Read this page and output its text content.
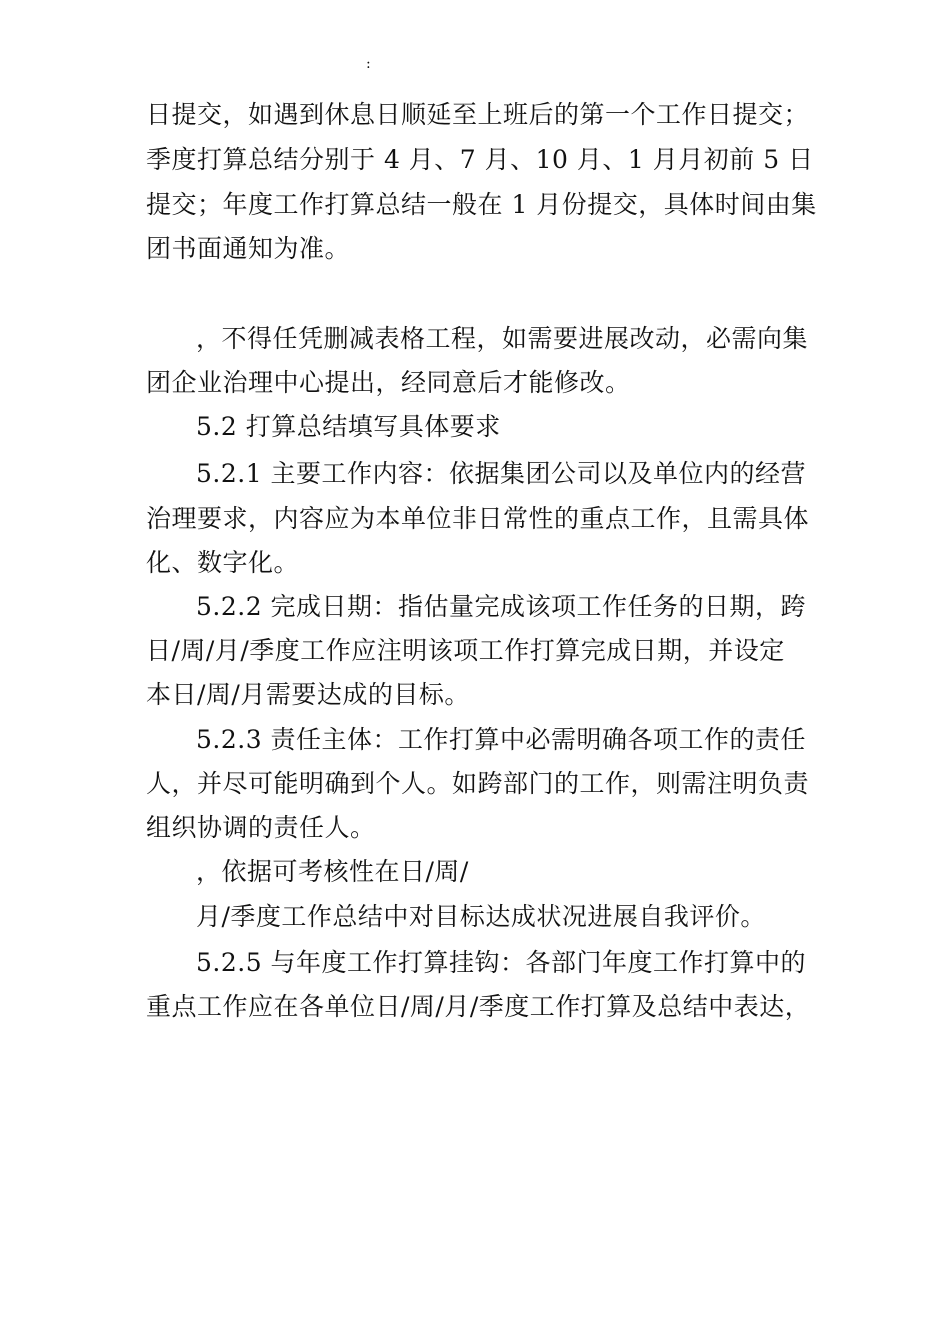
:
日提交，如遇到休息日顺延至上班后的第一个工作日提交；
季度打算总结分别于 4 月、7 月、10 月、1 月月初前 5 日
提交；年度工作打算总结一般在 1 月份提交，具体时间由集
团书面通知为准。
，不得任凭删减表格工程，如需要进展改动，必需向集
团企业治理中心提出，经同意后才能修改。
5.2 打算总结填写具体要求
5.2.1 主要工作内容：依据集团公司以及单位内的经营
治理要求，内容应为本单位非日常性的重点工作，且需具体
化、数字化。
5.2.2 完成日期：指估量完成该项工作任务的日期，跨
日/周/月/季度工作应注明该项工作打算完成日期，并设定
本日/周/月需要达成的目标。
5.2.3 责任主体：工作打算中必需明确各项工作的责任
人，并尽可能明确到个人。如跨部门的工作，则需注明负责
组织协调的责任人。
，依据可考核性在日/周/
月/季度工作总结中对目标达成状况进展自我评价。
5.2.5 与年度工作打算挂钩：各部门年度工作打算中的
重点工作应在各单位日/周/月/季度工作打算及总结中表达，
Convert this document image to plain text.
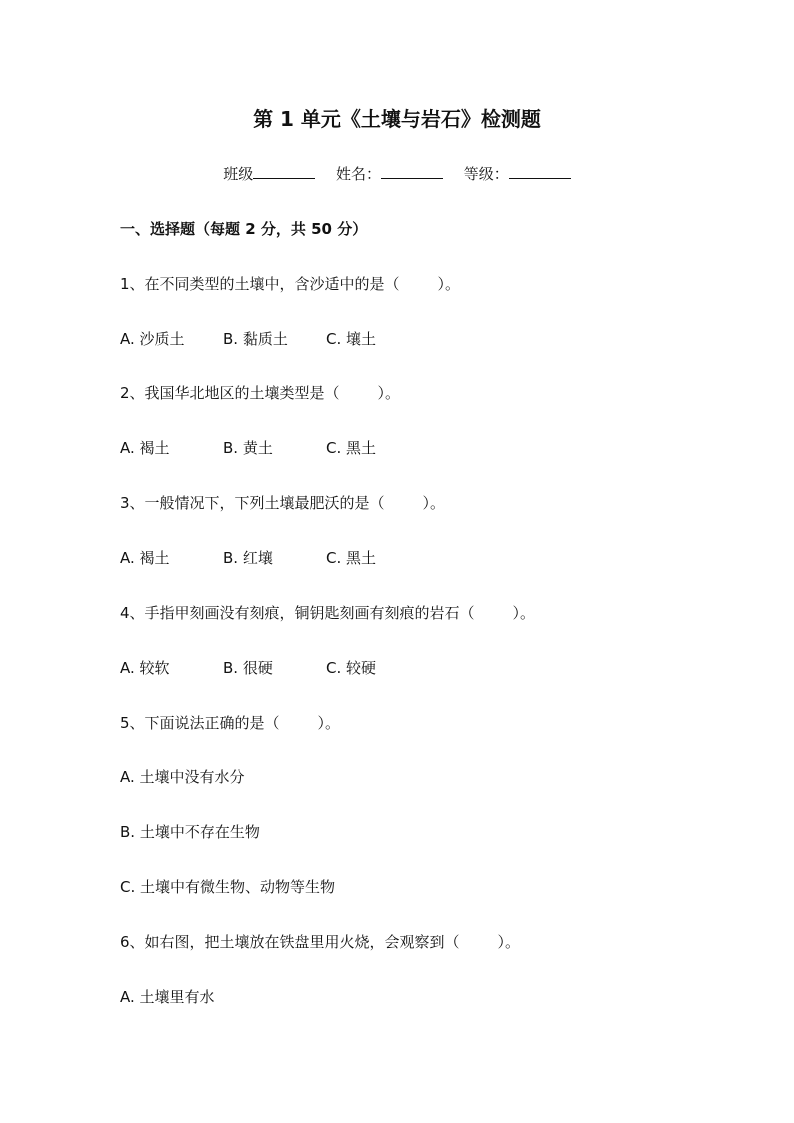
第 1 单元《土壤与岩石》检测题
班级	姓名：	等级：
一、选择题（每题 2 分，共 50 分）
1、在不同类型的土壤中，含沙适中的是（	）。
A. 沙质土	B. 黏质土	C. 壤土
2、我国华北地区的土壤类型是（	）。
A. 褐土	B. 黄土	C. 黑土
3、一般情况下，下列土壤最肥沃的是（	）。
A. 褐土	B. 红壤	C. 黑土
4、手指甲刻画没有刻痕，铜钥匙刻画有刻痕的岩石（	）。
A. 较软	B. 很硬	C. 较硬
5、下面说法正确的是（	）。
A. 土壤中没有水分
B. 土壤中不存在生物
C. 土壤中有微生物、动物等生物
6、如右图，把土壤放在铁盘里用火烧，会观察到（	）。
A. 土壤里有水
================
◆ **Exercise details**:
Pictures in the data above should not be copied; transcribe everything else exactly.

◆ **Task output**:
Read this page and output its text content.
:
日提交，如遇到休息日顺延至上班后的第一个工作日提交；
季度打算总结分别于 4 月、7 月、10 月、1 月月初前 5 日
提交；年度工作打算总结一般在 1 月份提交，具体时间由集
团书面通知为准。
，不得任凭删减表格工程，如需要进展改动，必需向集
团企业治理中心提出，经同意后才能修改。
5.2 打算总结填写具体要求
5.2.1 主要工作内容：依据集团公司以及单位内的经营
治理要求，内容应为本单位非日常性的重点工作，且需具体
化、数字化。
5.2.2 完成日期：指估量完成该项工作任务的日期，跨
日/周/月/季度工作应注明该项工作打算完成日期，并设定
本日/周/月需要达成的目标。
5.2.3 责任主体：工作打算中必需明确各项工作的责任
人，并尽可能明确到个人。如跨部门的工作，则需注明负责
组织协调的责任人。
，依据可考核性在日/周/
月/季度工作总结中对目标达成状况进展自我评价。
5.2.5 与年度工作打算挂钩：各部门年度工作打算中的
重点工作应在各单位日/周/月/季度工作打算及总结中表达，
Convert this document image to plain text.
第 1 单元《土壤与岩石》检测题
班级	姓名：	等级：
一、选择题（每题 2 分，共 50 分）
1、在不同类型的土壤中，含沙适中的是（	）。
A. 沙质土	B. 黏质土	C. 壤土
2、我国华北地区的土壤类型是（	）。
A. 褐土	B. 黄土	C. 黑土
3、一般情况下，下列土壤最肥沃的是（	）。
A. 褐土	B. 红壤	C. 黑土
4、手指甲刻画没有刻痕，铜钥匙刻画有刻痕的岩石（	）。
A. 较软	B. 很硬	C. 较硬
5、下面说法正确的是（	）。
A. 土壤中没有水分
B. 土壤中不存在生物
C. 土壤中有微生物、动物等生物
6、如右图，把土壤放在铁盘里用火烧，会观察到（	）。
A. 土壤里有水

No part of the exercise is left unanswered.